[Material shown]:
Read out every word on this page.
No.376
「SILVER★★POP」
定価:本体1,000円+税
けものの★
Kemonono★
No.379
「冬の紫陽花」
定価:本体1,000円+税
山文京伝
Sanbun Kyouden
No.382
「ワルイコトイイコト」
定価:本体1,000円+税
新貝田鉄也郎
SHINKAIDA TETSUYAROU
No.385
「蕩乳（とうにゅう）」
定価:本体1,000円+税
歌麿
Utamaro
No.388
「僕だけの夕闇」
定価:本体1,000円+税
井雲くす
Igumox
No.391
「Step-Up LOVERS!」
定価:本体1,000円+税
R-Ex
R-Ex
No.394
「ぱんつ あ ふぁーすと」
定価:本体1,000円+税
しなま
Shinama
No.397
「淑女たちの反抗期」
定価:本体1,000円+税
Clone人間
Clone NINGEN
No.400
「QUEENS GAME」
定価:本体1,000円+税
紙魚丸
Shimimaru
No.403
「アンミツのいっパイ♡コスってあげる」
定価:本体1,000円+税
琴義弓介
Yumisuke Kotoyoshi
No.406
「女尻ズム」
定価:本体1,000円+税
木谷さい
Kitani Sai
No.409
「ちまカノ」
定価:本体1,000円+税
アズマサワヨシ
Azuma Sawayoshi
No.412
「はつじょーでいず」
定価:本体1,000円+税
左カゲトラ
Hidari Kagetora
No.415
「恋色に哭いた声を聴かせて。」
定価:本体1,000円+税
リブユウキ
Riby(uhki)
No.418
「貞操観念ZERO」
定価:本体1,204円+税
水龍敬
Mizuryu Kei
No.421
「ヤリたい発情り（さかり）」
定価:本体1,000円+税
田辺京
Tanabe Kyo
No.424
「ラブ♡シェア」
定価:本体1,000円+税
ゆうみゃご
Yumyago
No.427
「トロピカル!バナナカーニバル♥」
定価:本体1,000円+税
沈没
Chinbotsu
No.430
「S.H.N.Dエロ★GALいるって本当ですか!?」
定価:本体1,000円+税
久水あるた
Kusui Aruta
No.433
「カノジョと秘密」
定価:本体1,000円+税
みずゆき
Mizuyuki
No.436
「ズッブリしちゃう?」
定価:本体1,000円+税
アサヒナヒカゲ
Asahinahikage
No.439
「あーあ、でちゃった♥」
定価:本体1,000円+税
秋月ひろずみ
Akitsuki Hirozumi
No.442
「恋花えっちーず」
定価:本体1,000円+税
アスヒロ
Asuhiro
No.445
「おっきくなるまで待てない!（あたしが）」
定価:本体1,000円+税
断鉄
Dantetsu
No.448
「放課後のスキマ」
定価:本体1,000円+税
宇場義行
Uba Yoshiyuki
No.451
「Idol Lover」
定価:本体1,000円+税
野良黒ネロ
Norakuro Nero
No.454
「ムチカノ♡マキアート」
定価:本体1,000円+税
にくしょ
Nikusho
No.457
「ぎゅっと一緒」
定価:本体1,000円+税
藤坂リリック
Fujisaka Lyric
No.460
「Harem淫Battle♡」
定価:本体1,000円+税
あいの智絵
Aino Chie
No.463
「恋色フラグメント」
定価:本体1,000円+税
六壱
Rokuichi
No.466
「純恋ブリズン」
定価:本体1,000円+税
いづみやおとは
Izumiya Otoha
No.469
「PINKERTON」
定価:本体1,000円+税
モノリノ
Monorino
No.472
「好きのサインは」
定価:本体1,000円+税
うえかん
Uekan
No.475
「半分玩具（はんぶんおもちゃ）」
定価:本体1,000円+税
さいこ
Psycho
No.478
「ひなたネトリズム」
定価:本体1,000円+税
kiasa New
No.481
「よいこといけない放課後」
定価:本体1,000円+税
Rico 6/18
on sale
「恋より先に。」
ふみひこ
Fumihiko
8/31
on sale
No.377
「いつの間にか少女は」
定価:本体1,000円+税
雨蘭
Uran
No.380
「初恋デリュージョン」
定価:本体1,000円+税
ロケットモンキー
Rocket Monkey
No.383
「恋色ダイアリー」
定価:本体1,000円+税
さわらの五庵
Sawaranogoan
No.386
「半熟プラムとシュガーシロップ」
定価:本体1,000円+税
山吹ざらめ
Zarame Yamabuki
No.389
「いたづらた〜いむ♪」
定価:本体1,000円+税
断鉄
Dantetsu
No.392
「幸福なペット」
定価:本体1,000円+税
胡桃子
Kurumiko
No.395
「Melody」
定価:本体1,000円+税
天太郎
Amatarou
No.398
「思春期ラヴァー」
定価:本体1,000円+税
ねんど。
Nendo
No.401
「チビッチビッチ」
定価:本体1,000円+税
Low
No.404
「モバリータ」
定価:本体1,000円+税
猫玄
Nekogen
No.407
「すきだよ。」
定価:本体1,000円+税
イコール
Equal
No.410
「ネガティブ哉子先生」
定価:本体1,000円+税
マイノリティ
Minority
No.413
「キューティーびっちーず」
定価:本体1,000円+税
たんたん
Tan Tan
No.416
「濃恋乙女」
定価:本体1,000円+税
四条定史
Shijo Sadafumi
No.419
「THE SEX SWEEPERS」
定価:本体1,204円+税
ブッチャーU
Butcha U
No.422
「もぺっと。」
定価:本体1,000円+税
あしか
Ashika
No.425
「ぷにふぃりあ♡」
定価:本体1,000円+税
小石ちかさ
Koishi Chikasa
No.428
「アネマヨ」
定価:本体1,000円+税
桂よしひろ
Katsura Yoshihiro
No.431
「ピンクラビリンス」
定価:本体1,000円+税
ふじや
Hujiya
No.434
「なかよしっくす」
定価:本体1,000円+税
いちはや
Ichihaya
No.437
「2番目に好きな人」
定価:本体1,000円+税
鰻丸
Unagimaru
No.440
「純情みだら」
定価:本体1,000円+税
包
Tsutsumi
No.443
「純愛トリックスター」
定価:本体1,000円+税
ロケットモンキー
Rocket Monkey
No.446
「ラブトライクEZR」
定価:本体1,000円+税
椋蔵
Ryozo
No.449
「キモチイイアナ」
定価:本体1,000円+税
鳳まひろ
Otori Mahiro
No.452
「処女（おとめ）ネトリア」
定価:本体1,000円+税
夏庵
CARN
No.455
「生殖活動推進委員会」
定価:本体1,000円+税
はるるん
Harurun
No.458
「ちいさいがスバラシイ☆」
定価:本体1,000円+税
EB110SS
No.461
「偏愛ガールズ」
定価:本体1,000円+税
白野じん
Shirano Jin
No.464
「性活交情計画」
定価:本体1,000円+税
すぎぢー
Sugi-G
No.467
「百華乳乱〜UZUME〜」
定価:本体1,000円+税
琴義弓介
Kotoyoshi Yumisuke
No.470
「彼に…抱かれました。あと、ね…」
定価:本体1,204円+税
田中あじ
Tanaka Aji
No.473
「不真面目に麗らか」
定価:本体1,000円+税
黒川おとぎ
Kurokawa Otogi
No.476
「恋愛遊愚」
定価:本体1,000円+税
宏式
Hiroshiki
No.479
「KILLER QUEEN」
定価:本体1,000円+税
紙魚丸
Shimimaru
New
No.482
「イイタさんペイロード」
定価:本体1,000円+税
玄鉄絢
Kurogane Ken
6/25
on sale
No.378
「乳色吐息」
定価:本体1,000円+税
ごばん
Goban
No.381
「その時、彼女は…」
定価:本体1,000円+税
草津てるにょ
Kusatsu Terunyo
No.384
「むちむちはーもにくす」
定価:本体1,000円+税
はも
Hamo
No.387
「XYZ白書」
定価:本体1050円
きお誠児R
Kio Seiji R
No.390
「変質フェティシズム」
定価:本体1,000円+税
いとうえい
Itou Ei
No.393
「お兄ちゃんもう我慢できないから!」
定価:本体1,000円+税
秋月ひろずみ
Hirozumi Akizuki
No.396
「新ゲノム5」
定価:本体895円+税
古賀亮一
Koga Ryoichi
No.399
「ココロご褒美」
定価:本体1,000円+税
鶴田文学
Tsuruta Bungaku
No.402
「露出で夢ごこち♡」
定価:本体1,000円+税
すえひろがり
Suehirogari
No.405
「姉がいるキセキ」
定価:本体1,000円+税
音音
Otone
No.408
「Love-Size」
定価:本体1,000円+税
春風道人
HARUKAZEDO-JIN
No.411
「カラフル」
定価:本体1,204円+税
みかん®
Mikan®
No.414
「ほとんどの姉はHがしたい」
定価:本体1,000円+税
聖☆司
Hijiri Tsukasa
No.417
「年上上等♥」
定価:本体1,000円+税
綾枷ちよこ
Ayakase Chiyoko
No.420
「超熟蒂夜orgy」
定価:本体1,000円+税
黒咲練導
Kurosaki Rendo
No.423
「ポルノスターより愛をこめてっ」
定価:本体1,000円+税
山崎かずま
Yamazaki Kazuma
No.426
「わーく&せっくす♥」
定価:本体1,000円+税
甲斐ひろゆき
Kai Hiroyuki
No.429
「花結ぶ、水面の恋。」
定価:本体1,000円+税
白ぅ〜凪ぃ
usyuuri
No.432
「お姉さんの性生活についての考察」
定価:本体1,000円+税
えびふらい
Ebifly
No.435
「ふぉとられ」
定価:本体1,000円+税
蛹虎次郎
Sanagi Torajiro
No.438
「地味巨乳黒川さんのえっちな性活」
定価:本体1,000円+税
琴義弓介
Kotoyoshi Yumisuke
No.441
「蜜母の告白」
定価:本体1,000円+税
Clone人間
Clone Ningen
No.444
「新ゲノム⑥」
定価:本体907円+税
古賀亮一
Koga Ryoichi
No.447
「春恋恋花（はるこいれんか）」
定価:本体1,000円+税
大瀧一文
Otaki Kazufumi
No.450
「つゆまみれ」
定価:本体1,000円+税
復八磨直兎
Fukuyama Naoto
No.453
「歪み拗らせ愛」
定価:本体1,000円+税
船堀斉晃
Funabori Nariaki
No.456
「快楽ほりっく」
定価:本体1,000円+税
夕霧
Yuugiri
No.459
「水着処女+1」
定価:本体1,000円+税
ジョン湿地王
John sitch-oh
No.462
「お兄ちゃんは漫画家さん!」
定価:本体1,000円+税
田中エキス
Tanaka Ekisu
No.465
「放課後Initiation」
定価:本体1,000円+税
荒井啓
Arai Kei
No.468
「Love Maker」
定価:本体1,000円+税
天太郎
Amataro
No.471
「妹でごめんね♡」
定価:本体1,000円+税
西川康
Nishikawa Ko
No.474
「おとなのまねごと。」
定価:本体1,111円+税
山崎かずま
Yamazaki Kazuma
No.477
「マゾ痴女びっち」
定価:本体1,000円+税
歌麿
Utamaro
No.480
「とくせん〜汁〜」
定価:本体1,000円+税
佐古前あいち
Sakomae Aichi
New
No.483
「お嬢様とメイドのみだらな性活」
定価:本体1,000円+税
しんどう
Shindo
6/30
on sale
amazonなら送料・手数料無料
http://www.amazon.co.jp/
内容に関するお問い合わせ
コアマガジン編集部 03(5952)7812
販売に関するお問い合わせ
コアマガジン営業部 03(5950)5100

[Stated problem]: Pull out the lines above in which the word "Hirozumi" appears.

[Complete output]:
Akitsuki Hirozumi
Hirozumi Akizuki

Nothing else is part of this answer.